# Task instructions
Carry the article on Houston's climb in the city rankings and the workforce behind it forward, starting after its last paragraph.
== Text provided
Behind Every Ranking Is a Workforce. ETC Has Been Building Houston’s for Four Decades
Written By: Tariq Siddiq
When Resonance released its 2026 America’s Best Cities report last week, Houston moved from 13th to 9th. The metrics behind the jump are compelling. Ranked 8th for prosperity, 3rd for large companies, nearly 54 million visitors in 2024, and a metro area that added close to 200,000 residents in a single year.
The headlines led with food culture. The lovability score. The undeniable fact that people who visit Houston are choosing to stay.
All of that is true. But there is a quieter story underneath the ranking, and it is one worth telling.
Houston did not rise because of a report. It rose because of the people who showed up every day and built it.
The infrastructure upgrades happening right now at Bush Intercontinental Airport did not design themselves. The transformation of the George R. Brown Convention Center did not manage itself. The improvements along the Main Street Promenade did not inspect themselves. The new hydrogen hub that Resonance cites as a driver of tens of thousands of future clean energy jobs does not come into existence without engineers, project managers, construction professionals, and technical specialists who know how to turn a vision into a functioning facility.
Every metric in that Resonance report is downstream of a workforce decision somebody made.
And that is precisely where the real work begins.
Houston is not just celebrating a ranking. It is accelerating into it. Chevron has moved its headquarters here. Port Houston is shipping at record numbers. A metro population of 7.8 million is growing, which means roads, water systems, drainage infrastructure, and public works projects are not optional. They are required. Every new resident and every new visitor places a new demand on the physical systems that make this city function.
====
== Raw data
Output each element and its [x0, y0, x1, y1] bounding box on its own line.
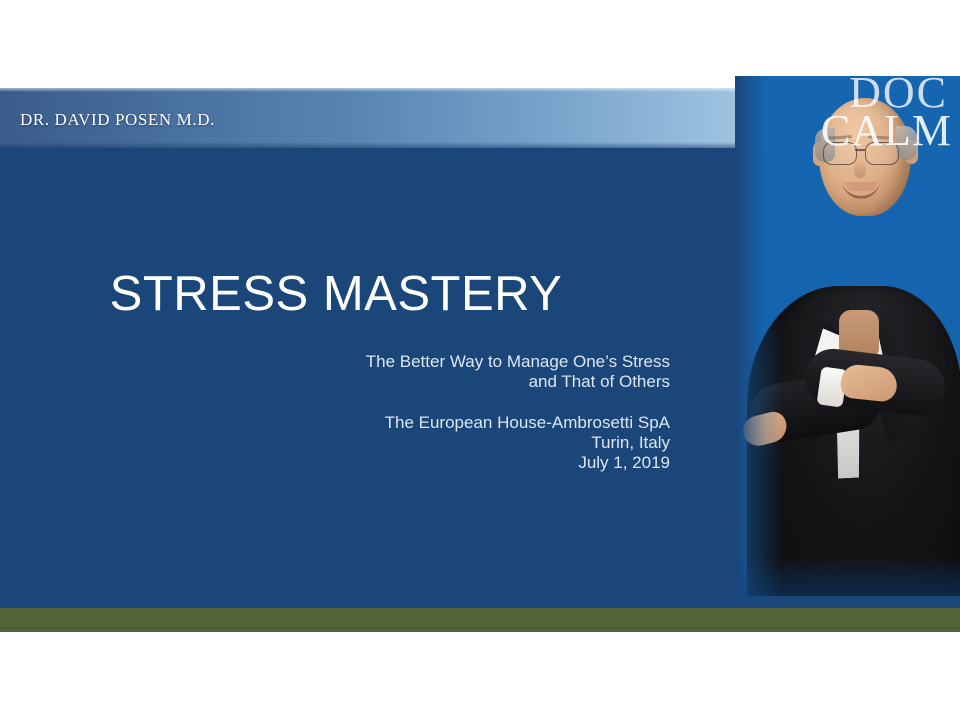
====
# Expected output
The civil engineering and transportation firms we work with every day are feeling that demand. In our conversations with project managers, principals, and operations leads across the Houston market, the consistent theme is not that the work is slowing down. It is the opposite. The work is accelerating faster than teams can absorb it.
And the talent pool has not kept pace.
Experienced civil engineers, licensed PEs, public works project managers, CAD designers, construction inspectors. These are not roles you fill from a job board. The professionals who can step into a municipal drainage project, lead a roadway widening effort, or manage a water and wastewater design package for a growing MUD are already employed. They are already working. They have to be found.
That is what Employment & Training Centers has spent 40 years doing.
We did not build this practice by waiting for candidates to come to us. We built it by understanding the market. The firms, the project types, the disciplines, the nuance of what it actually takes to staff a civil engineering or transportation project in the Greater Houston area. We headhunt. We go after the professionals who are performing at the highest level and bring them to the clients who need them.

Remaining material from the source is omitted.